PROBLEM TO WORK ON: Each line that includes "JSON" counts once; give the total and nothing besides.

THE INPUT:
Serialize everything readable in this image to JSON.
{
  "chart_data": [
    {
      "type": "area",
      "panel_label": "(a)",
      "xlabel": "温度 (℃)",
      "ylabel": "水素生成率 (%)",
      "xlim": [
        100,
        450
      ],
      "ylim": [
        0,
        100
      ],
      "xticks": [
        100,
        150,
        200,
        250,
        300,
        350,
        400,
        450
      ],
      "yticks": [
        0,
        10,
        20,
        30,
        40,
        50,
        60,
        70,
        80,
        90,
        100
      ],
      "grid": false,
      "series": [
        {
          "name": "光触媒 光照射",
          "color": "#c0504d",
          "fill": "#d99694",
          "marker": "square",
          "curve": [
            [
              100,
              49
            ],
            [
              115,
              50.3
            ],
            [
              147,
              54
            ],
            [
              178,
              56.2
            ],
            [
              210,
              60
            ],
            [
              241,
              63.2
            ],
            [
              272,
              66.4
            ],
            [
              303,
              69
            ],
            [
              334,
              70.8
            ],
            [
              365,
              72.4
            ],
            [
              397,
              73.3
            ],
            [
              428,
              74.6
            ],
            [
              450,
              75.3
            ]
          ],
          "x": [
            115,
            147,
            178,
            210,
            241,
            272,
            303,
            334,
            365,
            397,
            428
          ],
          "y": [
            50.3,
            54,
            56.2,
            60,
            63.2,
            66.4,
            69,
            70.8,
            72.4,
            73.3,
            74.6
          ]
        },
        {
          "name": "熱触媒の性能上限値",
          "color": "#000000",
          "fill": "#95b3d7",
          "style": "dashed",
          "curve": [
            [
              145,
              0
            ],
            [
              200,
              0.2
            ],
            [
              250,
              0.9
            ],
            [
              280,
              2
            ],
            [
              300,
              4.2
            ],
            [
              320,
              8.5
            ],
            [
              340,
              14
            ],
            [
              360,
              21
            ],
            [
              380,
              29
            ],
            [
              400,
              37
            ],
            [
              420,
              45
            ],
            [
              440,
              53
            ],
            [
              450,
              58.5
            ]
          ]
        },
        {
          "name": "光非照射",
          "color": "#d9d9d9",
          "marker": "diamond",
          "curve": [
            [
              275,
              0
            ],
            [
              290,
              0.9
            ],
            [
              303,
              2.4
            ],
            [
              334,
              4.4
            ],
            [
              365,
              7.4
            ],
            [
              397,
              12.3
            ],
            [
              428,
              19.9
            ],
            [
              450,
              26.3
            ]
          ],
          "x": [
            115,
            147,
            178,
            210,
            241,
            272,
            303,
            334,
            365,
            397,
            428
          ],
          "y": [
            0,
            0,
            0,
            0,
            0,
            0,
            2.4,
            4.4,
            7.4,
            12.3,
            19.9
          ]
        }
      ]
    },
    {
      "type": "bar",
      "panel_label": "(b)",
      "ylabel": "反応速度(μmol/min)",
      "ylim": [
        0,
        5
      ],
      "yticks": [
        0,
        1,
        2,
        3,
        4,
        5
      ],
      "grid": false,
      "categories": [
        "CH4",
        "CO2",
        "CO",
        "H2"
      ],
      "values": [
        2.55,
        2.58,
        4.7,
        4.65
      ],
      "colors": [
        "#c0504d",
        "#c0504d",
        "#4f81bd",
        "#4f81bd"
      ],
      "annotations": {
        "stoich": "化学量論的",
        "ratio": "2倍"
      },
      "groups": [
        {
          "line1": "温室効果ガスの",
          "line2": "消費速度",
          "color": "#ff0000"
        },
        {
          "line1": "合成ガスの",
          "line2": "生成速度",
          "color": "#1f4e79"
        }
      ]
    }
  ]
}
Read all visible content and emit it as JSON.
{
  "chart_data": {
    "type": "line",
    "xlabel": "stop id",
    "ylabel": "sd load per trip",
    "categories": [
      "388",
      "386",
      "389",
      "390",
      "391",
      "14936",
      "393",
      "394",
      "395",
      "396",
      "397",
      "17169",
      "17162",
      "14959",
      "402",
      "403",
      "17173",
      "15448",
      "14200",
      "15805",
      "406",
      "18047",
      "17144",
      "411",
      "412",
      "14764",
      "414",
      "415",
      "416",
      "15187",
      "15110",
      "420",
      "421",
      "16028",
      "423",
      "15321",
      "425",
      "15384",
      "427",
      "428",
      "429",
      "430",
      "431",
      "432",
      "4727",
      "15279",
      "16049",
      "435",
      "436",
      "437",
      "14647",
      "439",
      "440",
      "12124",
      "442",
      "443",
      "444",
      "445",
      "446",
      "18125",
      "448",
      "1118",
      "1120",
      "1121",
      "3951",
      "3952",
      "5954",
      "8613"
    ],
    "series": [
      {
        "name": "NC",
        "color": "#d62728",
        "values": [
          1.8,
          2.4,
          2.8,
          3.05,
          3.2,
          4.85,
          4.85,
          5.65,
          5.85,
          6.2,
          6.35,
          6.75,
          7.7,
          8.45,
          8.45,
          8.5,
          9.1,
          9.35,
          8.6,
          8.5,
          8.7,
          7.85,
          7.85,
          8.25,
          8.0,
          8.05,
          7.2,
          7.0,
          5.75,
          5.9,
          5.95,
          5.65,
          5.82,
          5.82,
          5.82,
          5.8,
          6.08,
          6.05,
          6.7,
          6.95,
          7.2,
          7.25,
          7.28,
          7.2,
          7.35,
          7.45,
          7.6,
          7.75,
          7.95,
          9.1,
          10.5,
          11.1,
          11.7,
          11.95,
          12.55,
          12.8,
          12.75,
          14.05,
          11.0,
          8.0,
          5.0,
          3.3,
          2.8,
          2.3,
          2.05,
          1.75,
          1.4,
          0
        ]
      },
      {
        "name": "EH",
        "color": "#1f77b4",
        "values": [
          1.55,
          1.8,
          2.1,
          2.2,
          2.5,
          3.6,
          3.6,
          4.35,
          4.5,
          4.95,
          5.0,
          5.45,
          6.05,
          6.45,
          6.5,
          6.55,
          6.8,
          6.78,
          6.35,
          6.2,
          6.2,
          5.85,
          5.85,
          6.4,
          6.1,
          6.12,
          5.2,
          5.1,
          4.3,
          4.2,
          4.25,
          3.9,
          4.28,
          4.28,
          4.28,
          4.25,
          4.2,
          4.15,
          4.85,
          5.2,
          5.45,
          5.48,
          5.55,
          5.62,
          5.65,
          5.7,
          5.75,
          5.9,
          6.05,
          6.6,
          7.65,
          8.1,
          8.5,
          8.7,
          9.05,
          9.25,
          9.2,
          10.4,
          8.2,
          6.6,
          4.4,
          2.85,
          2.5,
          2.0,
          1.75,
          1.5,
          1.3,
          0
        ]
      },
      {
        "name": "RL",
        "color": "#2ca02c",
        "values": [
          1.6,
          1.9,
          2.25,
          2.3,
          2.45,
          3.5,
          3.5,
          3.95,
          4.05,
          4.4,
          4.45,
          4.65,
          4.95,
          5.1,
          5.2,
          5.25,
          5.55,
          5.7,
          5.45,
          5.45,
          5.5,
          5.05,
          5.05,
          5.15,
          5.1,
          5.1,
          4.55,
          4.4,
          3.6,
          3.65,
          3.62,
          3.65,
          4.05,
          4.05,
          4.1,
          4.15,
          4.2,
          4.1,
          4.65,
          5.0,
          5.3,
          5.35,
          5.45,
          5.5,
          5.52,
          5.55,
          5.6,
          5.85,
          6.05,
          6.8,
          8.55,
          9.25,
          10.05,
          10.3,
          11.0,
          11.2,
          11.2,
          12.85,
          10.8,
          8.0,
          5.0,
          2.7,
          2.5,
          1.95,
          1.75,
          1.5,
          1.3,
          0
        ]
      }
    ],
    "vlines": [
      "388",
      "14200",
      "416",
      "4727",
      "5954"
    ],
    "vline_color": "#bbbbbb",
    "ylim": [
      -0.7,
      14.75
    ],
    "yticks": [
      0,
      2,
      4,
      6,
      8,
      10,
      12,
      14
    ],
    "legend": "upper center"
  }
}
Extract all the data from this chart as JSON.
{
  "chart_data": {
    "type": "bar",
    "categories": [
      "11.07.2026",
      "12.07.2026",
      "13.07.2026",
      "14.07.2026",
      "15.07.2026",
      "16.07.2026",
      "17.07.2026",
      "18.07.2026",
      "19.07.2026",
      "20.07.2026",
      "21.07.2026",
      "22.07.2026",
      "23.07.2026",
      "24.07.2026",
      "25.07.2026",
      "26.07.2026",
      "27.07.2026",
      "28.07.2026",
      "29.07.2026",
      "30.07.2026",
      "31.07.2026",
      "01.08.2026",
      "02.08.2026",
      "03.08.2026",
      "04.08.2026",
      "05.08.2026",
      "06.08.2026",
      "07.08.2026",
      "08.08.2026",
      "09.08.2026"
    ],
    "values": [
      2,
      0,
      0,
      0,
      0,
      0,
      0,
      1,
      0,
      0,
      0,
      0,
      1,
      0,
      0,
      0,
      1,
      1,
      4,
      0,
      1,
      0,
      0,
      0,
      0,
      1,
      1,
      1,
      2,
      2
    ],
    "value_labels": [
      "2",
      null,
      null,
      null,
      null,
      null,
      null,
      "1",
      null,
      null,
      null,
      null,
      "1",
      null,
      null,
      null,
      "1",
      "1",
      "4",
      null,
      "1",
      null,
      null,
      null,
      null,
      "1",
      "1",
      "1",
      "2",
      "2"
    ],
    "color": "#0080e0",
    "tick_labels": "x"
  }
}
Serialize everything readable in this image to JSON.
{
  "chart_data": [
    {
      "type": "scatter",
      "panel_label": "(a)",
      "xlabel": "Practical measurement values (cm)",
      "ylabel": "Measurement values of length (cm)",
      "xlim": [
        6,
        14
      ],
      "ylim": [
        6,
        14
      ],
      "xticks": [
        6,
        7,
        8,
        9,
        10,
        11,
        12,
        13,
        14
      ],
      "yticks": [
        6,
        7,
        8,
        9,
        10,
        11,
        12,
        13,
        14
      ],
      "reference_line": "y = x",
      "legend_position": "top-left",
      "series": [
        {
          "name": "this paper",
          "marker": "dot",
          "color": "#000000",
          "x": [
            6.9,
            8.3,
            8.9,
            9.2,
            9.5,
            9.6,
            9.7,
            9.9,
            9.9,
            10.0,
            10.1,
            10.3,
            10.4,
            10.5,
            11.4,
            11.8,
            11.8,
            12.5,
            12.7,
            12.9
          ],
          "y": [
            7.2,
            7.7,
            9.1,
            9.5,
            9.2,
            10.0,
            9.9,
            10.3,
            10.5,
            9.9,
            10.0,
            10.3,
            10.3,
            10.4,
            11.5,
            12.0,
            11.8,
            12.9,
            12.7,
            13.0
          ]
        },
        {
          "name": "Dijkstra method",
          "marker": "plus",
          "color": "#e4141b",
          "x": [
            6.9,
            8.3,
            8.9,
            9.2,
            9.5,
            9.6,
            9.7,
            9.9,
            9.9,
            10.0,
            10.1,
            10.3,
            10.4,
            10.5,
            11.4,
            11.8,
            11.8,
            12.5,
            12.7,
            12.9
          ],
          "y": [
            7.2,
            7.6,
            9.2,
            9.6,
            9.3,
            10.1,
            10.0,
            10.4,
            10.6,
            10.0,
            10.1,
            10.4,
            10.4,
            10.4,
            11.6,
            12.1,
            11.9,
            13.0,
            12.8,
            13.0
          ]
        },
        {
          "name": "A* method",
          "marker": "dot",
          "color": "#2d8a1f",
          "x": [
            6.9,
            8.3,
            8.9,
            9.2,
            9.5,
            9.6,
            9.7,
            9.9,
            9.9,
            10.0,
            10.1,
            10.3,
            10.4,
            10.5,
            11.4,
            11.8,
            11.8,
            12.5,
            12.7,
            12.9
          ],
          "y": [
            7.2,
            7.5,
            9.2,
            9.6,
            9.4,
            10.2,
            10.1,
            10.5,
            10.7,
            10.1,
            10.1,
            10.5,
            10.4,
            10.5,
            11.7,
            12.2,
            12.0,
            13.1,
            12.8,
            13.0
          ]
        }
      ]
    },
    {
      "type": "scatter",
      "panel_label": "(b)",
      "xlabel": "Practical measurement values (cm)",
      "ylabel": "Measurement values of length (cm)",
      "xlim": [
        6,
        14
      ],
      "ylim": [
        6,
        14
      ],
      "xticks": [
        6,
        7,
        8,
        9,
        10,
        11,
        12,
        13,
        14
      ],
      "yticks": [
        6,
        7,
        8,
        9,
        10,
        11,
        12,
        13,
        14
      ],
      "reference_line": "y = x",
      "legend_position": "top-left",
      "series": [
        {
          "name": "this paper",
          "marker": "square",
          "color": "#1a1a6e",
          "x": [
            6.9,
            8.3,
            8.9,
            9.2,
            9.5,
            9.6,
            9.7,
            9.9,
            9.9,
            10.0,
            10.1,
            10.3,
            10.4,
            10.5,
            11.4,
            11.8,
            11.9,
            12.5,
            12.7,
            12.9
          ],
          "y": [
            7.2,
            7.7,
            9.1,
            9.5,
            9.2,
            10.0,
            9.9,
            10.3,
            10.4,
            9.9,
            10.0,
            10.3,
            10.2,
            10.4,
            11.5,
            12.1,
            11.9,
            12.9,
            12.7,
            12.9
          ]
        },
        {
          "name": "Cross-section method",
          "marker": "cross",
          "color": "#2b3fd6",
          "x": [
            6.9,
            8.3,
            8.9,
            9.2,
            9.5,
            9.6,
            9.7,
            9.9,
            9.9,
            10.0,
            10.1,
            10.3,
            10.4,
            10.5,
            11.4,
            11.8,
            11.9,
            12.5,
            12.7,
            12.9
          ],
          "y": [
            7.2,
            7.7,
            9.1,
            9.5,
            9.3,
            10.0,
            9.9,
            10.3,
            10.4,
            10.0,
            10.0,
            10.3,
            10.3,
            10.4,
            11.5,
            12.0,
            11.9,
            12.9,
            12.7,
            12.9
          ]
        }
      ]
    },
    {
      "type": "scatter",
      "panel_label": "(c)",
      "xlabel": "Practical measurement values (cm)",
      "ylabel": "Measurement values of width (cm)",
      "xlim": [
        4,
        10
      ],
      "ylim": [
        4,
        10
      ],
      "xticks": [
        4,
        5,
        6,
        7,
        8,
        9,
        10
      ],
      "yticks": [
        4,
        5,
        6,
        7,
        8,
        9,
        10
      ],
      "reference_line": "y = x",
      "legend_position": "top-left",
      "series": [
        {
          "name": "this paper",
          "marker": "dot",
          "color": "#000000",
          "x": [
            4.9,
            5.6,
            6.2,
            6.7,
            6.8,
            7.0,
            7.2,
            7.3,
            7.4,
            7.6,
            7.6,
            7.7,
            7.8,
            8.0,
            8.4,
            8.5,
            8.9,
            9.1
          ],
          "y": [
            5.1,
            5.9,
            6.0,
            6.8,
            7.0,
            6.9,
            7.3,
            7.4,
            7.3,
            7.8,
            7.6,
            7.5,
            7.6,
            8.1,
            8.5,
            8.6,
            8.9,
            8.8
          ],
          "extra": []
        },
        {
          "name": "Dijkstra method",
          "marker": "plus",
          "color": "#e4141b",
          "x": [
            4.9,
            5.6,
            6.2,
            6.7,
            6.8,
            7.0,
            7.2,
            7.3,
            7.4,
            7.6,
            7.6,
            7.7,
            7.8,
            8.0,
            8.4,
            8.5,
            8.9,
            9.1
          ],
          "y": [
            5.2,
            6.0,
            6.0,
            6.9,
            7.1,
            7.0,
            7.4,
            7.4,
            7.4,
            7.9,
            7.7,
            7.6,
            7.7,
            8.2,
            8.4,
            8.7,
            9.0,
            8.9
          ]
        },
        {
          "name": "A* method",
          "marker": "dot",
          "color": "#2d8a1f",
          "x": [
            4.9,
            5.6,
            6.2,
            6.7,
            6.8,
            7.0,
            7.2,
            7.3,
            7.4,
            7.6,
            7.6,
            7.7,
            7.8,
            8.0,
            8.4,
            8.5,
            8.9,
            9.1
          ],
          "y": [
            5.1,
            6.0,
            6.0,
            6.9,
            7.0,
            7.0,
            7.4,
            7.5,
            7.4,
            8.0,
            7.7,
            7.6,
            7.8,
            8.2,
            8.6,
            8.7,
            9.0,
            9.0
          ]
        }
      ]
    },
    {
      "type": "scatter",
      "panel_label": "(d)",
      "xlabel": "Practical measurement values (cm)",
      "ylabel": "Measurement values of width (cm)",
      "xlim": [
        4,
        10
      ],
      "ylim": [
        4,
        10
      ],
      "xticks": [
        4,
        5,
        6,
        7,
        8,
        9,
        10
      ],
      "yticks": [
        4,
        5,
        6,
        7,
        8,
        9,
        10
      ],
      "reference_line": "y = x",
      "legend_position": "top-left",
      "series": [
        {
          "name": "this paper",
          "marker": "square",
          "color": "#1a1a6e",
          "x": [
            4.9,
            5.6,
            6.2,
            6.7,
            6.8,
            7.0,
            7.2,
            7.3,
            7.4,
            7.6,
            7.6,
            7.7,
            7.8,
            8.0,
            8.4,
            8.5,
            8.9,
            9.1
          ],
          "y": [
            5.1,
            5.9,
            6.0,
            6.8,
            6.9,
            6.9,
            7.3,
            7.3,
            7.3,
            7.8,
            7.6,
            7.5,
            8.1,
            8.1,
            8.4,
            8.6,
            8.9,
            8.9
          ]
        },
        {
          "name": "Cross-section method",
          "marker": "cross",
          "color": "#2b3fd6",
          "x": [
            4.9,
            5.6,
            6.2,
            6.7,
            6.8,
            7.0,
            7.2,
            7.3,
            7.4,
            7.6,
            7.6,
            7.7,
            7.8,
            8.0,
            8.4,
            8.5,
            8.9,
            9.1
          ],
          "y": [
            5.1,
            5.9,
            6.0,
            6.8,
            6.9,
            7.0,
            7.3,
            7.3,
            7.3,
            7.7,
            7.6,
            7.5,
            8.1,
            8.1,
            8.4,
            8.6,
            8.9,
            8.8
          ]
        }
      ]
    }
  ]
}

EXERCISE ANSWER: 4